* Exercise
Where the string "Device" occurs in the material below, report the whole line.

========

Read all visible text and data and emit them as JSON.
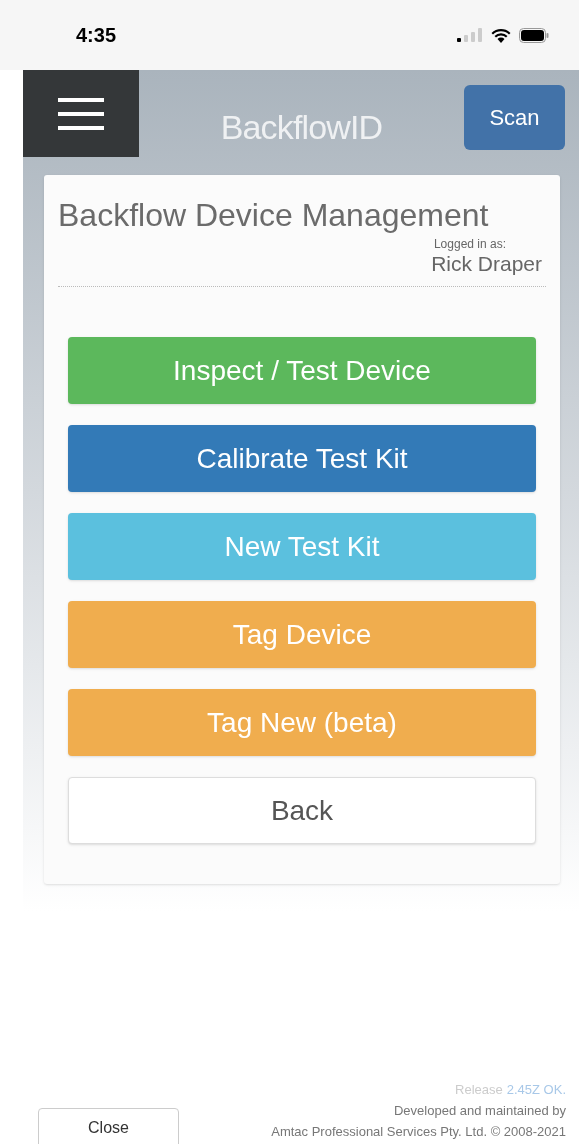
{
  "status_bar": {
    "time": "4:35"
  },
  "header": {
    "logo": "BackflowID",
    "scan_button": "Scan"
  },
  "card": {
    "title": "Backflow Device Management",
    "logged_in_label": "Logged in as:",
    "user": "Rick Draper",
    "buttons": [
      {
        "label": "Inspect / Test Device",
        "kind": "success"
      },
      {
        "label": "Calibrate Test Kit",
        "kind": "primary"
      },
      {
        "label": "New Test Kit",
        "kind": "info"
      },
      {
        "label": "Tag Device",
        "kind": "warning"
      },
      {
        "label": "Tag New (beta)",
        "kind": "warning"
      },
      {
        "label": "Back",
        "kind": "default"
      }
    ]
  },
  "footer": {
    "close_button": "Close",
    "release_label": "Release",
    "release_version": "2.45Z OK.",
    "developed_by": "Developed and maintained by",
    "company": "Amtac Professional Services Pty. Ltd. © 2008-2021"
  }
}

========

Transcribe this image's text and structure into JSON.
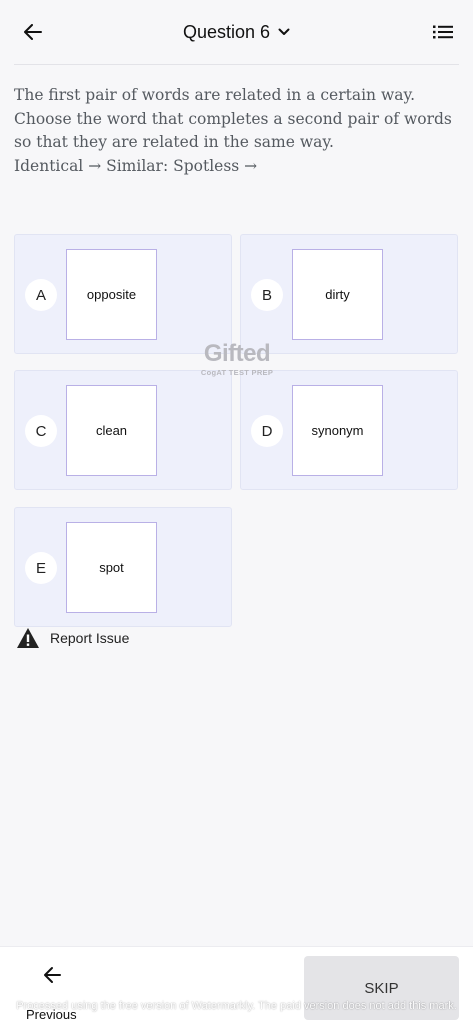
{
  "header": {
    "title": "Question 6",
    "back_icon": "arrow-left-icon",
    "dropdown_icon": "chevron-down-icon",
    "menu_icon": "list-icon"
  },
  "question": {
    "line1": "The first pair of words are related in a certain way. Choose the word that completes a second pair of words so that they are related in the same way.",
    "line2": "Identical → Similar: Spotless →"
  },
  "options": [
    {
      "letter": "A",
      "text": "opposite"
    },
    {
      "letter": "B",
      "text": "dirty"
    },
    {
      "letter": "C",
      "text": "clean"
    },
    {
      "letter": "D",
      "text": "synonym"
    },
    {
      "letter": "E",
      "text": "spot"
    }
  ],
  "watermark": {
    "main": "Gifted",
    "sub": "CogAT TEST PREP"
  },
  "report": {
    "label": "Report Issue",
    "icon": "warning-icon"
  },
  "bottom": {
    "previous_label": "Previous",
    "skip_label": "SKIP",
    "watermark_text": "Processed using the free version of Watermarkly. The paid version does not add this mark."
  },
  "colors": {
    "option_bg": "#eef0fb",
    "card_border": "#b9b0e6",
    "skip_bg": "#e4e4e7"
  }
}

========

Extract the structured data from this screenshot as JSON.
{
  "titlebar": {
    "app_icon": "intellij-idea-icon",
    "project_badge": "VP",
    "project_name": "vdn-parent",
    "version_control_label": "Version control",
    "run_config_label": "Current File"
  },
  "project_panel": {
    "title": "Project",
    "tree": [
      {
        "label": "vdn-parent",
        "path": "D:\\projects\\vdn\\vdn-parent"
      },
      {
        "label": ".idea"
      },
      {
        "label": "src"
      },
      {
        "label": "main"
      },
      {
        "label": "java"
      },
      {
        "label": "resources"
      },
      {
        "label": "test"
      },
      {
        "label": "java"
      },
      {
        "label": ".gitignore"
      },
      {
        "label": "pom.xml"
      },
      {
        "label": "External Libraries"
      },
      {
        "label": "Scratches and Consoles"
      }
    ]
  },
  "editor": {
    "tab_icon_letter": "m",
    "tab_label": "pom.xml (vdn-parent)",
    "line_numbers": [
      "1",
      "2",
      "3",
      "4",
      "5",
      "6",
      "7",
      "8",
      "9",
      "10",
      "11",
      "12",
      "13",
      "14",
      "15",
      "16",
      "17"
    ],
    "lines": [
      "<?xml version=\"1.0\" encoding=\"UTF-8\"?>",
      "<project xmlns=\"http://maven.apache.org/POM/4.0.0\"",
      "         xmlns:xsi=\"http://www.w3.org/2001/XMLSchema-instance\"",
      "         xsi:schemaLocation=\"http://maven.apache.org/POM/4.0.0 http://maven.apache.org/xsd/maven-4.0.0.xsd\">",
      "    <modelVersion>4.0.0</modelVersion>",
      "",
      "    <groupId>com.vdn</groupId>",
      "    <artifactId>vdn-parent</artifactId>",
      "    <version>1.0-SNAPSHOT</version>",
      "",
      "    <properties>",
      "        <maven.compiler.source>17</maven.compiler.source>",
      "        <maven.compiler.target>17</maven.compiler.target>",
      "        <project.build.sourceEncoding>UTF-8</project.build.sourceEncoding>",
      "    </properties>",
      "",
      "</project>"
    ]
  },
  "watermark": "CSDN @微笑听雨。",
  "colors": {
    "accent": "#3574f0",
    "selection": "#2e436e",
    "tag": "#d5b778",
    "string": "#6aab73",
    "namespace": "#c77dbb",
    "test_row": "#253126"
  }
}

========

* Response for this exercise
    "title": "Backflow Device Management",
        "label": "Inspect / Test Device",
        "label": "Tag Device",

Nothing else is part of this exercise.